Set exercise:
Output all of the entries exactly as written.

Figure collection entries
--- Start ---

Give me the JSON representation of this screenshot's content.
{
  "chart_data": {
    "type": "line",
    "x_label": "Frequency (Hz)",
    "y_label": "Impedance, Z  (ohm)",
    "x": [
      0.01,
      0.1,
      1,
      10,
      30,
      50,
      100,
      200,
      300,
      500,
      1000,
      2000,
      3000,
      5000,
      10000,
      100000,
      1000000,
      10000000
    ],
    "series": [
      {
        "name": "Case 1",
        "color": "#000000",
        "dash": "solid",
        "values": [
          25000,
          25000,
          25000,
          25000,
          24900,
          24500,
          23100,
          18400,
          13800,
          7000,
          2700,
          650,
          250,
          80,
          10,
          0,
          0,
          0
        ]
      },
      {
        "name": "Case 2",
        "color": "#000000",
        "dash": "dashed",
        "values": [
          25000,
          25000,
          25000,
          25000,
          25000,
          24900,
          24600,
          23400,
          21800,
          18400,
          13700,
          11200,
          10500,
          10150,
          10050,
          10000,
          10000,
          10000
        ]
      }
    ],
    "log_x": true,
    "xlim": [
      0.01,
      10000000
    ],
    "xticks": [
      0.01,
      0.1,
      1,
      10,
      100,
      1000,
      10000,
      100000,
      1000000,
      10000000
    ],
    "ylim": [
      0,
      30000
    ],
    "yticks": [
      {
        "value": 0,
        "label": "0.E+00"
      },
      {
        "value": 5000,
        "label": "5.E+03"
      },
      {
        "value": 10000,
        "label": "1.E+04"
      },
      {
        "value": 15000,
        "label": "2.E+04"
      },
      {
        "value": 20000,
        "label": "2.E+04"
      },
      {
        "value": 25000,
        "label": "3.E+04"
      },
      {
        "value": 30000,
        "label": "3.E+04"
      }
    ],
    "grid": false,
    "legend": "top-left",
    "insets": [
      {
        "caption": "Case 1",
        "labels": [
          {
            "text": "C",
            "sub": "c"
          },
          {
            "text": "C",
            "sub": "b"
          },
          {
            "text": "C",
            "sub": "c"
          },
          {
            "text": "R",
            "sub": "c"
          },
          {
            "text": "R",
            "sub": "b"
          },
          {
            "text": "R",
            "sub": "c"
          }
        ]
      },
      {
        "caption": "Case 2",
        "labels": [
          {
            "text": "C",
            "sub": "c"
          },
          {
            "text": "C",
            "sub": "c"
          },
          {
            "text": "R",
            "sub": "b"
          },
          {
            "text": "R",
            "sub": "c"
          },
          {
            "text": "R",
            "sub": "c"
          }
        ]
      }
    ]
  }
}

--- End ---

Written response:
Give me the JSON representation of this screenshot's content.
{
  "chart_data": {
    "type": "line",
    "x_label": "Frequency (Hz)",
    "y_label": "Impedance, Z  (ohm)",
    "x": [
      0.01,
      0.1,
      1,
      10,
      30,
      50,
      100,
      200,
      300,
      500,
      1000,
      2000,
      3000,
      5000,
      10000,
      100000,
      1000000,
      10000000
    ],
    "series": [
      {
        "name": "Case 1",
        "color": "#000000",
        "dash": "solid",
        "values": [
          25000,
          25000,
          25000,
          25000,
          24900,
          24500,
          23100,
          18400,
          13800,
          7000,
          2700,
          650,
          250,
          80,
          10,
          0,
          0,
          0
        ]
      },
      {
        "name": "Case 2",
        "color": "#000000",
        "dash": "dashed",
        "values": [
          25000,
          25000,
          25000,
          25000,
          25000,
          24900,
          24600,
          23400,
          21800,
          18400,
          13700,
          11200,
          10500,
          10150,
          10050,
          10000,
          10000,
          10000
        ]
      }
    ],
    "log_x": true,
    "xlim": [
      0.01,
      10000000
    ],
    "xticks": [
      0.01,
      0.1,
      1,
      10,
      100,
      1000,
      10000,
      100000,
      1000000,
      10000000
    ],
    "ylim": [
      0,
      30000
    ],
    "yticks": [
      {
        "value": 0,
        "label": "0.E+00"
      },
      {
        "value": 5000,
        "label": "5.E+03"
      },
      {
        "value": 10000,
        "label": "1.E+04"
      },
      {
        "value": 15000,
        "label": "2.E+04"
      },
      {
        "value": 20000,
        "label": "2.E+04"
      },
      {
        "value": 25000,
        "label": "3.E+04"
      },
      {
        "value": 30000,
        "label": "3.E+04"
      }
    ],
    "grid": false,
    "legend": "top-left",
    "insets": [
      {
        "caption": "Case 1",
        "labels": [
          {
            "text": "C",
            "sub": "c"
          },
          {
            "text": "C",
            "sub": "b"
          },
          {
            "text": "C",
            "sub": "c"
          },
          {
            "text": "R",
            "sub": "c"
          },
          {
            "text": "R",
            "sub": "b"
          },
          {
            "text": "R",
            "sub": "c"
          }
        ]
      },
      {
        "caption": "Case 2",
        "labels": [
          {
            "text": "C",
            "sub": "c"
          },
          {
            "text": "C",
            "sub": "c"
          },
          {
            "text": "R",
            "sub": "b"
          },
          {
            "text": "R",
            "sub": "c"
          },
          {
            "text": "R",
            "sub": "c"
          }
        ]
      }
    ]
  }
}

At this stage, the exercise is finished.